[start Excerpted records]
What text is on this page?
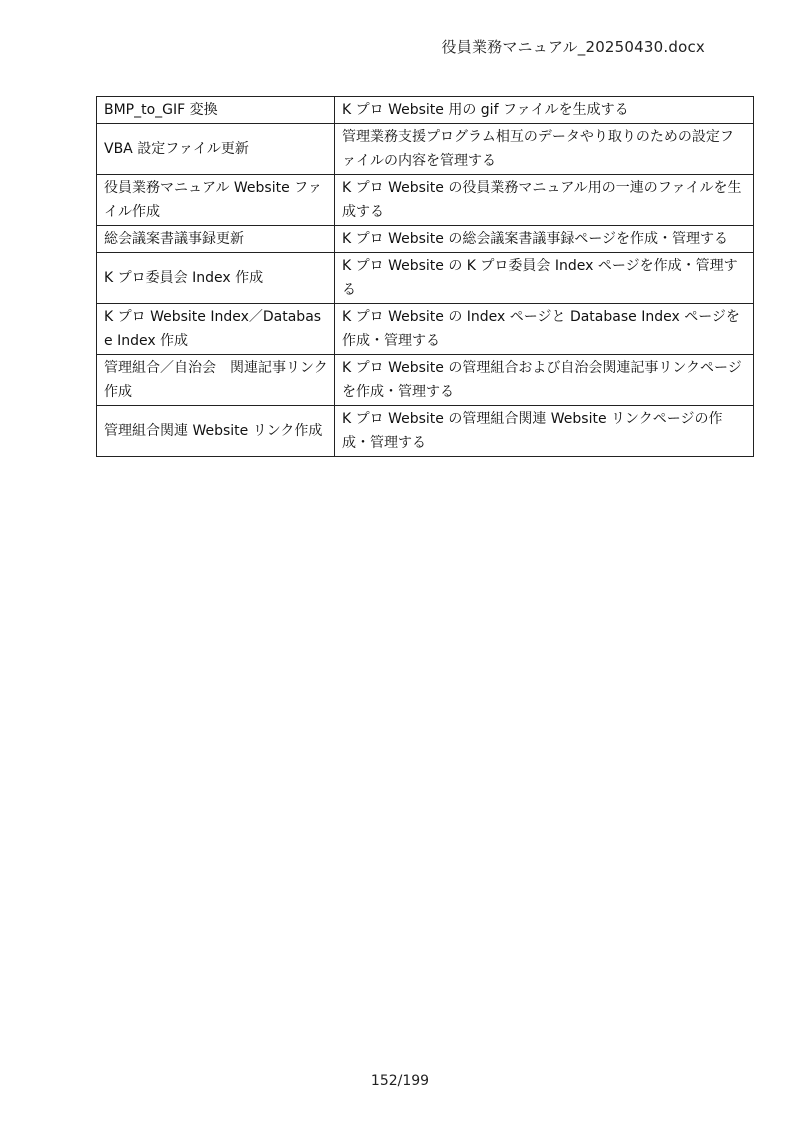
役員業務マニュアル_20250430.docx
BMP_to_GIF 変換	K プロ Website 用の gif ファイルを生成する
VBA 設定ファイル更新	管理業務支援プログラム相互のデータやり取りのための設定ファイルの内容を管理する
役員業務マニュアル Website ファイル作成	K プロ Website の役員業務マニュアル用の一連のファイルを生成する
総会議案書議事録更新	K プロ Website の総会議案書議事録ページを作成・管理する
K プロ委員会 Index 作成	K プロ Website の K プロ委員会 Index ページを作成・管理する
K プロ Website Index／Database Index 作成	K プロ Website の Index ページと Database Index ページを作成・管理する
管理組合／自治会　関連記事リンク作成	K プロ Website の管理組合および自治会関連記事リンクページを作成・管理する
管理組合関連 Website リンク作成	K プロ Website の管理組合関連 Website リンクページの作成・管理する
152/199
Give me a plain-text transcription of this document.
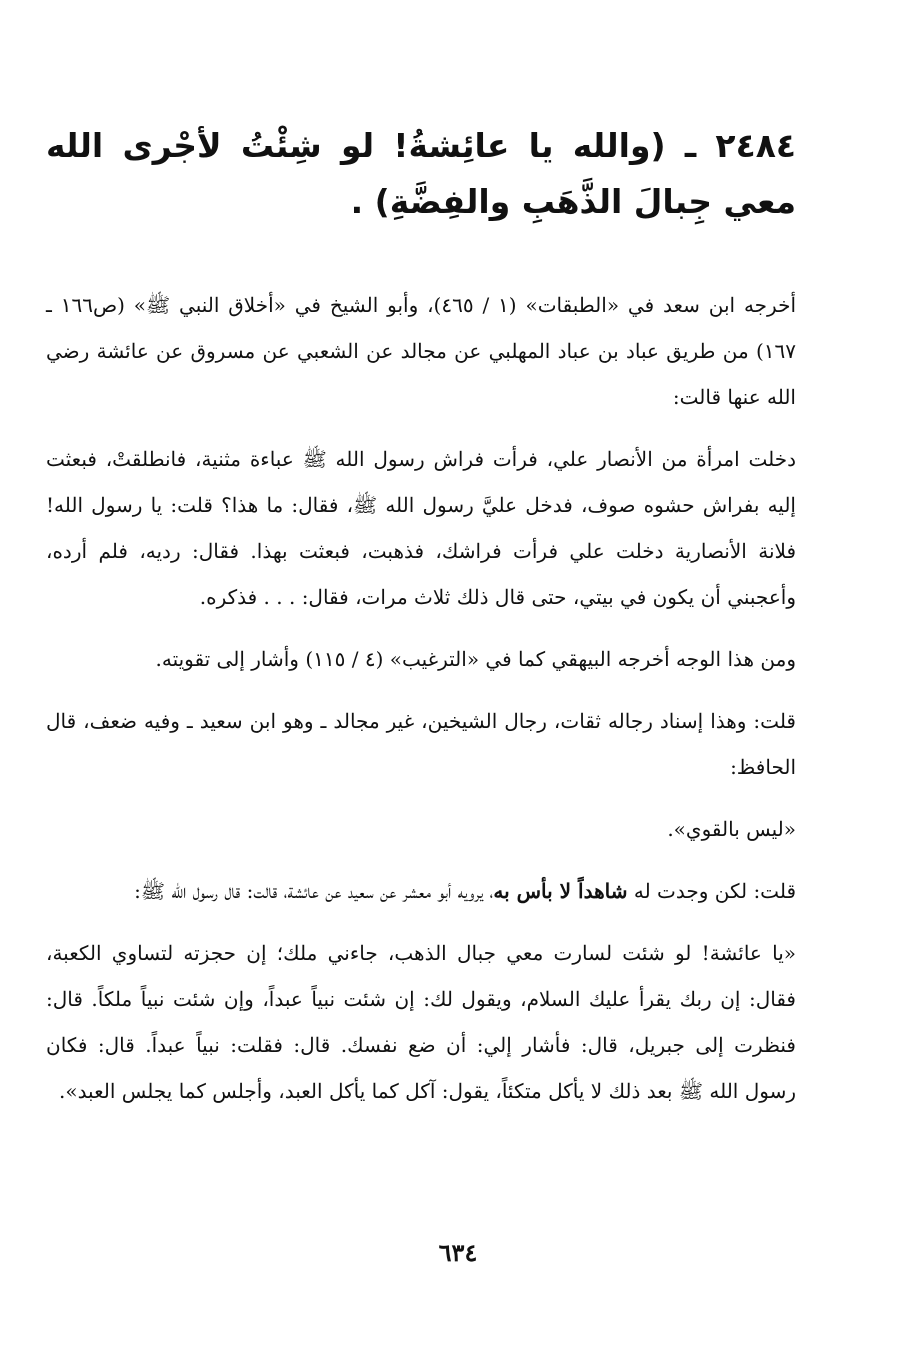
٢٤٨٤ ـ (والله يا عائِشةُ! لو شِئْتُ لأجْرى الله معي جِبالَ الذَّهَبِ والفِضَّةِ) .

أخرجه ابن سعد في «الطبقات» (١ / ٤٦٥)، وأبو الشيخ في «أخلاق النبي ﷺ» (ص١٦٦ ـ ١٦٧) من طريق عباد بن عباد المهلبي عن مجالد عن الشعبي عن مسروق عن عائشة رضي الله عنها قالت:

دخلت امرأة من الأنصار علي، فرأت فراش رسول الله ﷺ عباءة مثنية، فانطلقتْ، فبعثت إليه بفراش حشوه صوف، فدخل عليَّ رسول الله ﷺ، فقال: ما هذا؟ قلت: يا رسول الله! فلانة الأنصارية دخلت علي فرأت فراشك، فذهبت، فبعثت بهذا. فقال: رديه، فلم أرده، وأعجبني أن يكون في بيتي، حتى قال ذلك ثلاث مرات، فقال: . . . فذكره.

ومن هذا الوجه أخرجه البيهقي كما في «الترغيب» (٤ / ١١٥) وأشار إلى تقويته.

قلت: وهذا إسناد رجاله ثقات، رجال الشيخين، غير مجالد ـ وهو ابن سعيد ـ وفيه ضعف، قال الحافظ:

«ليس بالقوي».

قلت: لكن وجدت له شاهداً لا بأس به، يرويه أبو معشر عن سعيد عن عائشة، قالت: قال رسول الله ﷺ:

«يا عائشة! لو شئت لسارت معي جبال الذهب، جاءني ملك؛ إن حجزته لتساوي الكعبة، فقال: إن ربك يقرأ عليك السلام، ويقول لك: إن شئت نبياً عبداً، وإن شئت نبياً ملكاً. قال: فنظرت إلى جبريل، قال: فأشار إلي: أن ضع نفسك. قال: فقلت: نبياً عبداً. قال: فكان رسول الله ﷺ بعد ذلك لا يأكل متكئاً، يقول: آكل كما يأكل العبد، وأجلس كما يجلس العبد».

٦٣٤
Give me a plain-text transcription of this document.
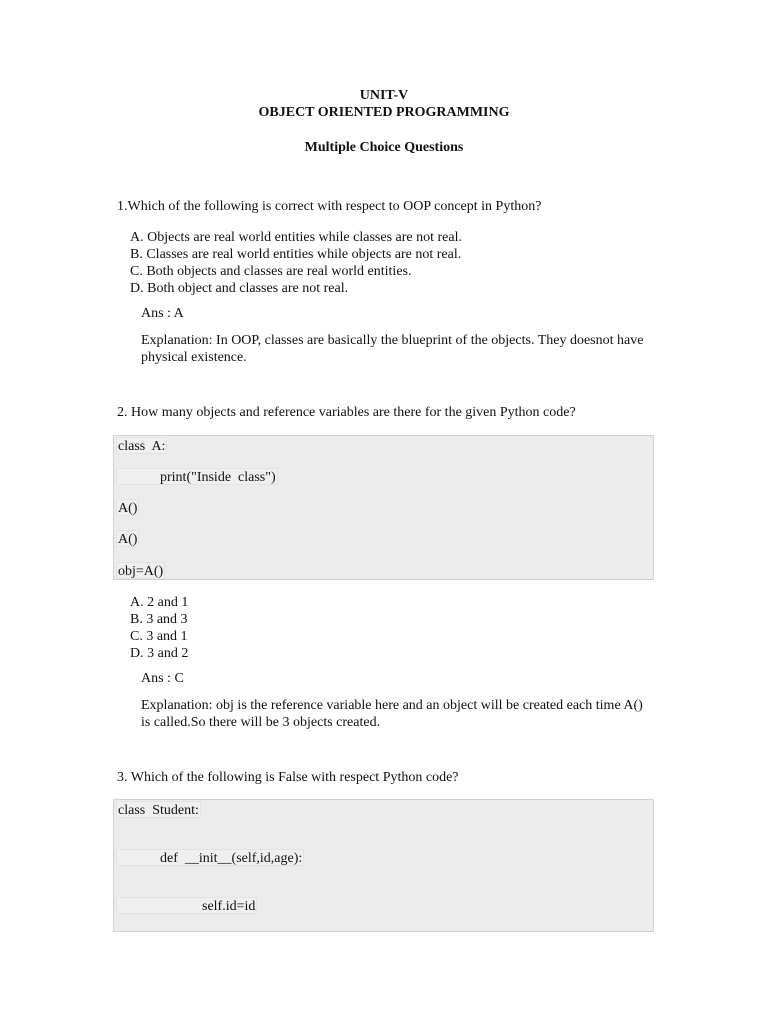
UNIT-V
OBJECT ORIENTED PROGRAMMING
Multiple Choice Questions
1.Which of the following is correct with respect to OOP concept in Python?
A. Objects are real world entities while classes are not real.
B. Classes are real world entities while objects are not real.
C. Both objects and classes are real world entities.
D. Both object and classes are not real.
Ans : A
Explanation: In OOP, classes are basically the blueprint of the objects. They doesnot have physical existence.
2. How many objects and reference variables are there for the given Python code?
class  A:
print("Inside  class")
A()
A()
obj=A()
A. 2 and 1
B. 3 and 3
C. 3 and 1
D. 3 and 2
Ans : C
Explanation: obj is the reference variable here and an object will be created each time A() is called.So there will be 3 objects created.
3. Which of the following is False with respect Python code?
class  Student:
def  __init__(self,id,age):
self.id=id
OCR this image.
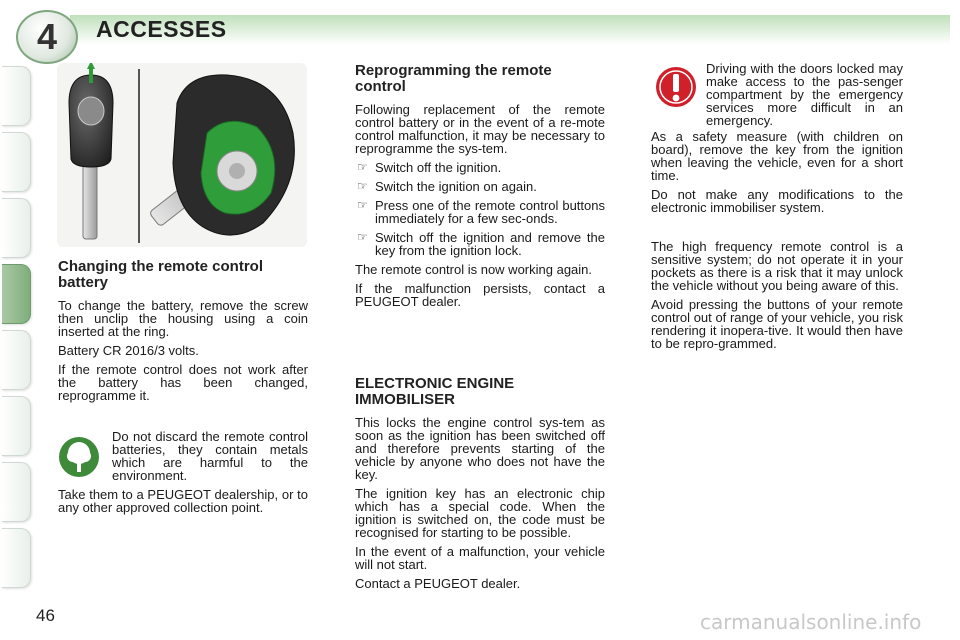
4 ACCESSES
Changing the remote control battery

To change the battery, remove the screw then unclip the housing using a coin inserted at the ring.

Battery CR 2016/3 volts.

If the remote control does not work after the battery has been changed, reprogramme it.

Do not discard the remote control batteries, they contain metals which are harmful to the environment.

Take them to a PEUGEOT dealership, or to any other approved collection point.

Reprogramming the remote control

Following replacement of the remote control battery or in the event of a re-mote control malfunction, it may be necessary to reprogramme the sys-tem.

☞ Switch off the ignition.
☞ Switch the ignition on again.
☞ Press one of the remote control buttons immediately for a few sec-onds.
☞ Switch off the ignition and remove the key from the ignition lock.

The remote control is now working again.

If the malfunction persists, contact a PEUGEOT dealer.

ELECTRONIC ENGINE IMMOBILISER

This locks the engine control sys-tem as soon as the ignition has been switched off and therefore prevents starting of the vehicle by anyone who does not have the key.

The ignition key has an electronic chip which has a special code. When the ignition is switched on, the code must be recognised for starting to be possible.

In the event of a malfunction, your vehicle will not start.

Contact a PEUGEOT dealer.

Driving with the doors locked may make access to the pas-senger compartment by the emergency services more difficult in an emergency.

As a safety measure (with children on board), remove the key from the ignition when leaving the vehicle, even for a short time.

Do not make any modifications to the electronic immobiliser system.

The high frequency remote control is a sensitive system; do not operate it in your pockets as there is a risk that it may unlock the vehicle without you being aware of this.

Avoid pressing the buttons of your remote control out of range of your vehicle, you risk rendering it inopera-tive. It would then have to be repro-grammed.

46	carmanualsonline.info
[end Excerpted records]
→ **Work to be completed**
Pictures in the data above should not be copied; transcribe everything else exactly.

→ **Reply to the task**
What text is on this page?
役員業務マニュアル_20250430.docx
BMP_to_GIF 変換	K プロ Website 用の gif ファイルを生成する
VBA 設定ファイル更新	管理業務支援プログラム相互のデータやり取りのための設定ファイルの内容を管理する
役員業務マニュアル Website ファイル作成	K プロ Website の役員業務マニュアル用の一連のファイルを生成する
総会議案書議事録更新	K プロ Website の総会議案書議事録ページを作成・管理する
K プロ委員会 Index 作成	K プロ Website の K プロ委員会 Index ページを作成・管理する
K プロ Website Index／Database Index 作成	K プロ Website の Index ページと Database Index ページを作成・管理する
管理組合／自治会　関連記事リンク作成	K プロ Website の管理組合および自治会関連記事リンクページを作成・管理する
管理組合関連 Website リンク作成	K プロ Website の管理組合関連 Website リンクページの作成・管理する
152/199
Give me a plain-text transcription of this document.
٢٤٨٤ ـ (والله يا عائِشةُ! لو شِئْتُ لأجْرى الله معي جِبالَ الذَّهَبِ والفِضَّةِ) .

أخرجه ابن سعد في «الطبقات» (١ / ٤٦٥)، وأبو الشيخ في «أخلاق النبي ﷺ» (ص١٦٦ ـ ١٦٧) من طريق عباد بن عباد المهلبي عن مجالد عن الشعبي عن مسروق عن عائشة رضي الله عنها قالت:

دخلت امرأة من الأنصار علي، فرأت فراش رسول الله ﷺ عباءة مثنية، فانطلقتْ، فبعثت إليه بفراش حشوه صوف، فدخل عليَّ رسول الله ﷺ، فقال: ما هذا؟ قلت: يا رسول الله! فلانة الأنصارية دخلت علي فرأت فراشك، فذهبت، فبعثت بهذا. فقال: رديه، فلم أرده، وأعجبني أن يكون في بيتي، حتى قال ذلك ثلاث مرات، فقال: . . . فذكره.

ومن هذا الوجه أخرجه البيهقي كما في «الترغيب» (٤ / ١١٥) وأشار إلى تقويته.

قلت: وهذا إسناد رجاله ثقات، رجال الشيخين، غير مجالد ـ وهو ابن سعيد ـ وفيه ضعف، قال الحافظ:

«ليس بالقوي».

قلت: لكن وجدت له شاهداً لا بأس به، يرويه أبو معشر عن سعيد عن عائشة، قالت: قال رسول الله ﷺ:

«يا عائشة! لو شئت لسارت معي جبال الذهب، جاءني ملك؛ إن حجزته لتساوي الكعبة، فقال: إن ربك يقرأ عليك السلام، ويقول لك: إن شئت نبياً عبداً، وإن شئت نبياً ملكاً. قال: فنظرت إلى جبريل، قال: فأشار إلي: أن ضع نفسك. قال: فقلت: نبياً عبداً. قال: فكان رسول الله ﷺ بعد ذلك لا يأكل متكئاً، يقول: آكل كما يأكل العبد، وأجلس كما يجلس العبد».

٦٣٤
Give me a plain-text transcription of this document.
UNIT-V
OBJECT ORIENTED PROGRAMMING
Multiple Choice Questions
1.Which of the following is correct with respect to OOP concept in Python?
A. Objects are real world entities while classes are not real.
B. Classes are real world entities while objects are not real.
C. Both objects and classes are real world entities.
D. Both object and classes are not real.
Ans : A
Explanation: In OOP, classes are basically the blueprint of the objects. They doesnot have physical existence.
2. How many objects and reference variables are there for the given Python code?
class  A:
print("Inside  class")
A()
A()
obj=A()
A. 2 and 1
B. 3 and 3
C. 3 and 1
D. 3 and 2
Ans : C
Explanation: obj is the reference variable here and an object will be created each time A() is called.So there will be 3 objects created.
3. Which of the following is False with respect Python code?
class  Student:
def  __init__(self,id,age):
self.id=id
OCR this image.
4 ACCESSES
Changing the remote control battery

To change the battery, remove the screw then unclip the housing using a coin inserted at the ring.

Battery CR 2016/3 volts.

If the remote control does not work after the battery has been changed, reprogramme it.

Do not discard the remote control batteries, they contain metals which are harmful to the environment.

Take them to a PEUGEOT dealership, or to any other approved collection point.

Reprogramming the remote control

Following replacement of the remote control battery or in the event of a re-mote control malfunction, it may be necessary to reprogramme the sys-tem.

☞ Switch off the ignition.
☞ Switch the ignition on again.
☞ Press one of the remote control buttons immediately for a few sec-onds.
☞ Switch off the ignition and remove the key from the ignition lock.

The remote control is now working again.

If the malfunction persists, contact a PEUGEOT dealer.

ELECTRONIC ENGINE IMMOBILISER

This locks the engine control sys-tem as soon as the ignition has been switched off and therefore prevents starting of the vehicle by anyone who does not have the key.

The ignition key has an electronic chip which has a special code. When the ignition is switched on, the code must be recognised for starting to be possible.

In the event of a malfunction, your vehicle will not start.

Contact a PEUGEOT dealer.

Driving with the doors locked may make access to the pas-senger compartment by the emergency services more difficult in an emergency.

As a safety measure (with children on board), remove the key from the ignition when leaving the vehicle, even for a short time.

Do not make any modifications to the electronic immobiliser system.

The high frequency remote control is a sensitive system; do not operate it in your pockets as there is a risk that it may unlock the vehicle without you being aware of this.

Avoid pressing the buttons of your remote control out of range of your vehicle, you risk rendering it inopera-tive. It would then have to be repro-grammed.

46	carmanualsonline.info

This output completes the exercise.